■ **EXERCISE INPUTS**:
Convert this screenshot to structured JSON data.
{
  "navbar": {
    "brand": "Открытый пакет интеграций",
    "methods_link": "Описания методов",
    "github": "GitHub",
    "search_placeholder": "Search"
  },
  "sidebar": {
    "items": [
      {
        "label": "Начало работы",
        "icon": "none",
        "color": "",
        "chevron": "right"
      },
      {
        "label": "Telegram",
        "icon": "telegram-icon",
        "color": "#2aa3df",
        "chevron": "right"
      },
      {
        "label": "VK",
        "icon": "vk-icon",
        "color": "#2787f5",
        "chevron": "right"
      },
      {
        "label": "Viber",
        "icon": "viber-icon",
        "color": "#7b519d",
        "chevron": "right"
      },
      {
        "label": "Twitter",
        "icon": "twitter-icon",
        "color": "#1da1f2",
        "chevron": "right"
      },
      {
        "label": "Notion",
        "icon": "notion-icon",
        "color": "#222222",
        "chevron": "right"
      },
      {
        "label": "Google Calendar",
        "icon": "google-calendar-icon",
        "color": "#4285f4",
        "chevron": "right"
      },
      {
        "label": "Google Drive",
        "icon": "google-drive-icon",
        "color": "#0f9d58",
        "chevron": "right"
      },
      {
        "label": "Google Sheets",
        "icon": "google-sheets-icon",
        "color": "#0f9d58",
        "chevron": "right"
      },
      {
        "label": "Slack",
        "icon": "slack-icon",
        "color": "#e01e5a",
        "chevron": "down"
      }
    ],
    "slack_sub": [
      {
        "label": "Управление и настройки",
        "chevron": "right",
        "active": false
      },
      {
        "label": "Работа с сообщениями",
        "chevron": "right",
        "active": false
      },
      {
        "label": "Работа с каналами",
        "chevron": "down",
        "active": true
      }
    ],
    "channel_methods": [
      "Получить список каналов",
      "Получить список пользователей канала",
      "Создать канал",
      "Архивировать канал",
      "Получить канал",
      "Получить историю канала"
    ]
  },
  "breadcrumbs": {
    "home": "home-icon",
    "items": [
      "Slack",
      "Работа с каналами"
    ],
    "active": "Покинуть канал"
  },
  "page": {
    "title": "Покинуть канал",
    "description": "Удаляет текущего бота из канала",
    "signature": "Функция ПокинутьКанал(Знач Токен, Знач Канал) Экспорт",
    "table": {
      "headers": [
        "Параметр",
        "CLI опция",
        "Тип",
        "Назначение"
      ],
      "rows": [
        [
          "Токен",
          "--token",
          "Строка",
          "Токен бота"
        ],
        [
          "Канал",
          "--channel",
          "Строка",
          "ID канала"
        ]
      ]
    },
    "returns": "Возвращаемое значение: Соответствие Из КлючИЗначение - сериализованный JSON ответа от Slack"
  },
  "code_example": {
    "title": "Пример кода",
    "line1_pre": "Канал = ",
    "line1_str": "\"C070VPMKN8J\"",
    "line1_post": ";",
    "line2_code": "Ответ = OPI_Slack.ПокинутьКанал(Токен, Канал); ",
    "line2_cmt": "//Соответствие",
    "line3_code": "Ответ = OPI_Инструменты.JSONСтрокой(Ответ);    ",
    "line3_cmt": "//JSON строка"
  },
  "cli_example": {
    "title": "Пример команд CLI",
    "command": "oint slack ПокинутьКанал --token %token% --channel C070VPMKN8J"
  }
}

■ **STATED TASK**: Of the lines in the records, determine how many contain the word "active", and report that number alone.

■ **WORKED ANSWER**: 4